[Given passage — start]

I also reminded her that she tells all of our other close friends about the good and bad in her life and when she leaves me out I feel isolated and alone.  She was horrified at that and didn't even realize that her actions were making me feel that way.

I've heard that the way people respond to someone else in a traumatic situation could potentially be the way they would like others to respond to them if and when they ever go through their own traumatic experience.

Again, communication is so very important.  We as widows and widowers need to communicate our needs and those who support us need to communicate their needs as well.

If you are noticing that relationships are strained, consider communicating what your needs are and gently explain that you are not feeling supported and you are struggling.  I can almost guarantee that your friends and family have no idea that their actions, which I'm sure are trying to protect you in some way, are having the adverse effect.

Communication is the only way to truly feel supported and safe.  

Monday, August 3, 2015

Real Housewives

On the reality show "The Real Housewives of New York" there happens to be two widows.  Carole Radziwell was married to Anthony Radziwell who died in 1999.  Dorinda Medley was married to Richard Medley who died in 2011.

I recently watched an episode where Carole needed to go to London to pick up her husband's ashes.  Dorinda accompanied her to London.

There were a couple of things both women discussed while on this trip that hit really close to home for me.

Dorinda said that taking care of Richard wasn't a burden, it was an honor.

I can't agree more with this statement.  Both Dorinda and Carole talked about how the night after their husbands died was the first night that they actually slept.  Dorinda said that people don't sleep when someone is dying because they never know what could happen, whether that was needing to go to the ER or their husbands potentially dying when they weren't there or any other anxiety ridden scenario that could happen when you know someone is dying.

I related so much to this statement mainly because I remember this level of anxiety and being the person that was responsible to make the big decisions.  But even though I was under all of that stress and anxiety, taking care of Jeff was definitely an honor and I would have done it until the end of time if needed.  He was worth all of that stress and anxiety because he was my best friend and the love of my life.  Taking care of Jeff was never a burden, it was an honor.

Carole said that her husband was a big part of her life.  Maybe not in number of years but in her soul and in her heart.

[Given passage — finish]

→ **Requirement A**: List every person the grief blog post names with both a first and a last name.
→ **Requirement B**: According to the grief blog post, in what year did Richard Medley die?
→ **Requirement C**: Pick up the grief blog post about the two widows on "The Real Housewives of New York" after its last sentence and keep writing.

[Records provided — start]

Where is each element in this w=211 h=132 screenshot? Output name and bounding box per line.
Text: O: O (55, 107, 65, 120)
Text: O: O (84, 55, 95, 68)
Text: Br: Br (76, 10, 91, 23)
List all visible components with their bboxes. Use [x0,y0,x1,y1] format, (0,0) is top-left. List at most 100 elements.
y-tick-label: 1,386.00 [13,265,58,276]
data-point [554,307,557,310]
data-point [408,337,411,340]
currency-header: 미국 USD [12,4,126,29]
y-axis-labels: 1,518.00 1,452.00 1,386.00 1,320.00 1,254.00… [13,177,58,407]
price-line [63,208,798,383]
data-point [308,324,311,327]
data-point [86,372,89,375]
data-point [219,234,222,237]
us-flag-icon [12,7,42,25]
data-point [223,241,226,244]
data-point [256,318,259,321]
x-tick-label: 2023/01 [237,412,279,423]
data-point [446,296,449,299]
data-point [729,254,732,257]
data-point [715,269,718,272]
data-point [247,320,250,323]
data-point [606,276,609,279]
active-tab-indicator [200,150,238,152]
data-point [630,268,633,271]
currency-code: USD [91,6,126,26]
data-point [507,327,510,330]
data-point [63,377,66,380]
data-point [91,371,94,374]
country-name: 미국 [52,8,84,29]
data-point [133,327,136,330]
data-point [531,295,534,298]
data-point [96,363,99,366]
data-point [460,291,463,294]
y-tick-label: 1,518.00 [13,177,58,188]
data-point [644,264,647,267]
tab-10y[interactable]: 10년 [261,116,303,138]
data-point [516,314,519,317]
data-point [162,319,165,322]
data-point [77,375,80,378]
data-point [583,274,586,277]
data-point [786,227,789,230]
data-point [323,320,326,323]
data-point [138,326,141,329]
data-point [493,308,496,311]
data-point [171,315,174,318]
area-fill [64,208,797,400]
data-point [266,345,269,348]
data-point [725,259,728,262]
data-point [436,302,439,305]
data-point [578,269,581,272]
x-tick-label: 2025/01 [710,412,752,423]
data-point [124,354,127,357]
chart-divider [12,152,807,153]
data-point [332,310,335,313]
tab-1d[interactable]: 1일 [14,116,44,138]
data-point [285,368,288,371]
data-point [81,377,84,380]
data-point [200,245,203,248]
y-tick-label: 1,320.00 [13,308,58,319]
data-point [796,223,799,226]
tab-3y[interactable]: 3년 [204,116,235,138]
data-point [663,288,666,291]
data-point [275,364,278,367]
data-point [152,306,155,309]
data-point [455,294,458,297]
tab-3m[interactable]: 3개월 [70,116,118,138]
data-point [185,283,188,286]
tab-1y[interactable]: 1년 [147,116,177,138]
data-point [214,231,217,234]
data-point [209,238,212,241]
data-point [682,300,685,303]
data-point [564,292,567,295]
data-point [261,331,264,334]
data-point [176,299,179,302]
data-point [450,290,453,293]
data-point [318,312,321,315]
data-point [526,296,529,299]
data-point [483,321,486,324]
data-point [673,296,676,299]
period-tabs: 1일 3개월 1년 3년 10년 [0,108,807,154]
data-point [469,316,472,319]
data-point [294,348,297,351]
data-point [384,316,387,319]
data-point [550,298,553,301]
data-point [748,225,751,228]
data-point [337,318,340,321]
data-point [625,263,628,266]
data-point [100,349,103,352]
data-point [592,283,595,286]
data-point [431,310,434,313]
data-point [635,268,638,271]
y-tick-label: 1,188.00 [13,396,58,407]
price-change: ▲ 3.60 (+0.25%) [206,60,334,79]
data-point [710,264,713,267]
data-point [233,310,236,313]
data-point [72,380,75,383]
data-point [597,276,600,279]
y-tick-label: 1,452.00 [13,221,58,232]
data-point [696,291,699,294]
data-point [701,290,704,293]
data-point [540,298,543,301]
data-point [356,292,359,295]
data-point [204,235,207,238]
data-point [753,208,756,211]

[Records provided — finish]

→ **Task answer A**: Carole Radziwell, Anthony Radziwell, Dorinda Medley, Richard Medley

→ **Task answer B**: 2011

→ **Task answer C**:
This is a huge statement for me right now in my grieving process.  I bought my spot next to Jeff at the cemetery at the same time I bought his.  I remember people telling me that it might not be such a good idea, mainly because I had so much life left to live and one day I might meet someone who I may spend more years with than I spent with Jeff.  I understand that is a potential but time does not negate how important Jeff is in my life.  He will always be a big part of my life because he is in my heart and soul and time could never change that.

Both of those statements from Dorinda and Carole remind me that I am not alone in my grief and guilt.  Carole's husband has been gone for about 15 years and Dorinda's for less but, unfortunately, the widow's club is not something you can leave no matter how much time has passed.

Jeff died in 2013 so things are still a little sharp with me.  Like Dorinda, there are still "firsts" that I need to experience that worry me, but like Dorinda and Carole, I will get though it and move forward.

One of the biggest things I took from what these women shared was when Dorinda said that there was a life before Richard, there was a wonderful life with Richard, and there's a beautiful life to be had without Richard.  That is such a brave statement to make and I need to embrace it and live it myself.

I know I had a great life before Jeff.  I also had a great life with Jeff.  I now have to battle my guilt monster and have a great life without Jeff.

I so appreciate these women for being so brave and being such awesome role models for other widows.  Talking about such a personal experience and journey takes a lot of courage and to do it on national television inspires me.